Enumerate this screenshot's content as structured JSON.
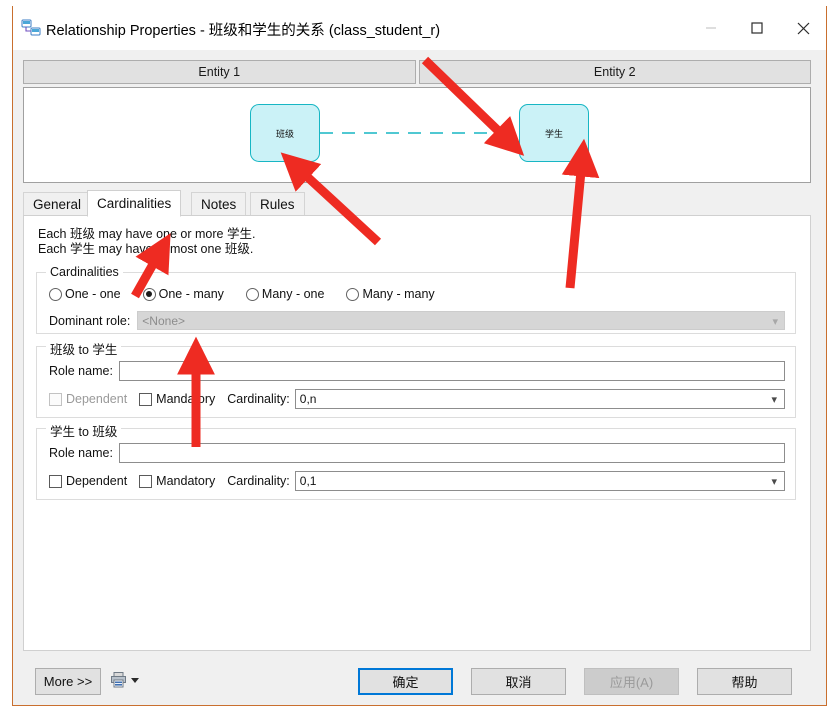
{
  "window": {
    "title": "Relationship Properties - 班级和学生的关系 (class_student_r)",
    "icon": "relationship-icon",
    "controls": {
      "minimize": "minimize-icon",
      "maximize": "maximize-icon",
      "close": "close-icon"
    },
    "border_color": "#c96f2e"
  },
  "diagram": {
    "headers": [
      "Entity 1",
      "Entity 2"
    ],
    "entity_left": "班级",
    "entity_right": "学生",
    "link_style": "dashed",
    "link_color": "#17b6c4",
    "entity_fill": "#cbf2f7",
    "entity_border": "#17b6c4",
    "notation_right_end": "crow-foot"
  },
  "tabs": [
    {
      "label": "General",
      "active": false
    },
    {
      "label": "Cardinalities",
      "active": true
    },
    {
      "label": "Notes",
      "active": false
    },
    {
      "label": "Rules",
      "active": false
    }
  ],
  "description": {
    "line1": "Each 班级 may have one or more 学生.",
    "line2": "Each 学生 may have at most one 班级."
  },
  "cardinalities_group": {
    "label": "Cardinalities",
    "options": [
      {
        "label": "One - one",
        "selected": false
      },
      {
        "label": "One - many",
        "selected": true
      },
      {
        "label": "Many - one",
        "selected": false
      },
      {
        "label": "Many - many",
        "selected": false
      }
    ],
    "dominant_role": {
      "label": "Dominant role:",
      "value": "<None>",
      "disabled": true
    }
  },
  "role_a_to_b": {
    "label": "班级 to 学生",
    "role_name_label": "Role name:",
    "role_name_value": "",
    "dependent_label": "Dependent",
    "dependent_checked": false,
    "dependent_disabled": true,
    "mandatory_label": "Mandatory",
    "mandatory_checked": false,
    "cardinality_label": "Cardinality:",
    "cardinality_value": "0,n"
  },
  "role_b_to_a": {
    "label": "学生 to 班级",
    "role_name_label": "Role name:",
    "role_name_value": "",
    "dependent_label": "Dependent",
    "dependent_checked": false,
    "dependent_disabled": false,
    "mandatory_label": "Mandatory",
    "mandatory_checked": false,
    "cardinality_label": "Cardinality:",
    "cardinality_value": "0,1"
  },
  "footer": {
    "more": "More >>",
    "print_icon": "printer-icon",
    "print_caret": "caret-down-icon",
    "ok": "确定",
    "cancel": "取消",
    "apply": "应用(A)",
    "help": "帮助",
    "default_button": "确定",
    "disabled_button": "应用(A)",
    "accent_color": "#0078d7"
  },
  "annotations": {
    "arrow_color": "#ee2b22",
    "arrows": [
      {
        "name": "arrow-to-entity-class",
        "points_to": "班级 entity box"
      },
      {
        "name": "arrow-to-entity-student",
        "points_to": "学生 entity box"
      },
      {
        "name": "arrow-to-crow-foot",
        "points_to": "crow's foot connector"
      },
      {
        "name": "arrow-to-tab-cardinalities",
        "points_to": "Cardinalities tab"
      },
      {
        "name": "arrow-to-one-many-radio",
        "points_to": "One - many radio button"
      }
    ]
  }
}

■ ■ ■ ■ ■

# Instruction:
Print out every entry above without changing a word, and leave out the pictures.

# Written response:
Enumerate this screenshot's content as structured JSON.
{
  "window": {
    "title": "Relationship Properties - 班级和学生的关系 (class_student_r)",
    "icon": "relationship-icon",
    "controls": {
      "minimize": "minimize-icon",
      "maximize": "maximize-icon",
      "close": "close-icon"
    },
    "border_color": "#c96f2e"
  },
  "diagram": {
    "headers": [
      "Entity 1",
      "Entity 2"
    ],
    "entity_left": "班级",
    "entity_right": "学生",
    "link_style": "dashed",
    "link_color": "#17b6c4",
    "entity_fill": "#cbf2f7",
    "entity_border": "#17b6c4",
    "notation_right_end": "crow-foot"
  },
  "tabs": [
    {
      "label": "General",
      "active": false
    },
    {
      "label": "Cardinalities",
      "active": true
    },
    {
      "label": "Notes",
      "active": false
    },
    {
      "label": "Rules",
      "active": false
    }
  ],
  "description": {
    "line1": "Each 班级 may have one or more 学生.",
    "line2": "Each 学生 may have at most one 班级."
  },
  "cardinalities_group": {
    "label": "Cardinalities",
    "options": [
      {
        "label": "One - one",
        "selected": false
      },
      {
        "label": "One - many",
        "selected": true
      },
      {
        "label": "Many - one",
        "selected": false
      },
      {
        "label": "Many - many",
        "selected": false
      }
    ],
    "dominant_role": {
      "label": "Dominant role:",
      "value": "<None>",
      "disabled": true
    }
  },
  "role_a_to_b": {
    "label": "班级 to 学生",
    "role_name_label": "Role name:",
    "role_name_value": "",
    "dependent_label": "Dependent",
    "dependent_checked": false,
    "dependent_disabled": true,
    "mandatory_label": "Mandatory",
    "mandatory_checked": false,
    "cardinality_label": "Cardinality:",
    "cardinality_value": "0,n"
  },
  "role_b_to_a": {
    "label": "学生 to 班级",
    "role_name_label": "Role name:",
    "role_name_value": "",
    "dependent_label": "Dependent",
    "dependent_checked": false,
    "dependent_disabled": false,
    "mandatory_label": "Mandatory",
    "mandatory_checked": false,
    "cardinality_label": "Cardinality:",
    "cardinality_value": "0,1"
  },
  "footer": {
    "more": "More >>",
    "print_icon": "printer-icon",
    "print_caret": "caret-down-icon",
    "ok": "确定",
    "cancel": "取消",
    "apply": "应用(A)",
    "help": "帮助",
    "default_button": "确定",
    "disabled_button": "应用(A)",
    "accent_color": "#0078d7"
  },
  "annotations": {
    "arrow_color": "#ee2b22",
    "arrows": [
      {
        "name": "arrow-to-entity-class",
        "points_to": "班级 entity box"
      },
      {
        "name": "arrow-to-entity-student",
        "points_to": "学生 entity box"
      },
      {
        "name": "arrow-to-crow-foot",
        "points_to": "crow's foot connector"
      },
      {
        "name": "arrow-to-tab-cardinalities",
        "points_to": "Cardinalities tab"
      },
      {
        "name": "arrow-to-one-many-radio",
        "points_to": "One - many radio button"
      }
    ]
  }
}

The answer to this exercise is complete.